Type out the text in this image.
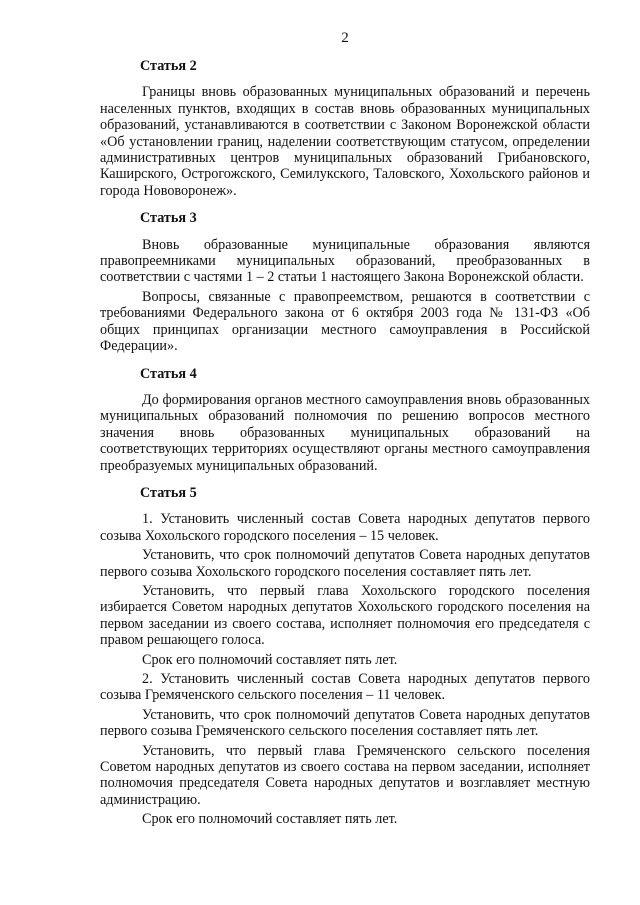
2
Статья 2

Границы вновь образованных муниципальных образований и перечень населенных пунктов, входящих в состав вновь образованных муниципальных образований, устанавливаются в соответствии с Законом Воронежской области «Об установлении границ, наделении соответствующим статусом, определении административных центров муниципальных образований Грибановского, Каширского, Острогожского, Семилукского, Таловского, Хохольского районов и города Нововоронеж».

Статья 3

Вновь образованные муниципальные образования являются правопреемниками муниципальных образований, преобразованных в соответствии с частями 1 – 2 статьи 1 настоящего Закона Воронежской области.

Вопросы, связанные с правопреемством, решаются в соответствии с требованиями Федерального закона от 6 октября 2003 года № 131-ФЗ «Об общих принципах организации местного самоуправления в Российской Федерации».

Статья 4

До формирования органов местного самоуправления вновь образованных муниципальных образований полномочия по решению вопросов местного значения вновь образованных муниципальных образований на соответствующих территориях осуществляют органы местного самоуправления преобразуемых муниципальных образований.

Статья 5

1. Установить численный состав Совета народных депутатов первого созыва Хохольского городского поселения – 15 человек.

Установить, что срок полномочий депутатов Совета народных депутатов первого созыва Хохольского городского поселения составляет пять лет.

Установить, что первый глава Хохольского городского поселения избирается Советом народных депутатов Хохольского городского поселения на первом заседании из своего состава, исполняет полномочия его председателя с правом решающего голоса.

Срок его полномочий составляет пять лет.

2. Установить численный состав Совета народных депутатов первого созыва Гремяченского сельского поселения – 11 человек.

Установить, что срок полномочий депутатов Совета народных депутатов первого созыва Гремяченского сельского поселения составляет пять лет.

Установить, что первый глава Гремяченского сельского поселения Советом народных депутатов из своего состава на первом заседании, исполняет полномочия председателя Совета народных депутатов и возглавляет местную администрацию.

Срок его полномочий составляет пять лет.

──────────

Take every line from the data that contains the word "Гремяченского".

2. Установить численный состав Совета народных депутатов первого созыва Гремяченского сельского поселения – 11 человек.
Установить, что срок полномочий депутатов Совета народных депутатов первого созыва Гремяченского сельского поселения составляет пять лет.
Установить, что первый глава Гремяченского сельского поселения Советом народных депутатов из своего состава на первом заседании, исполняет полномочия председателя Совета народных депутатов и возглавляет местную администрацию.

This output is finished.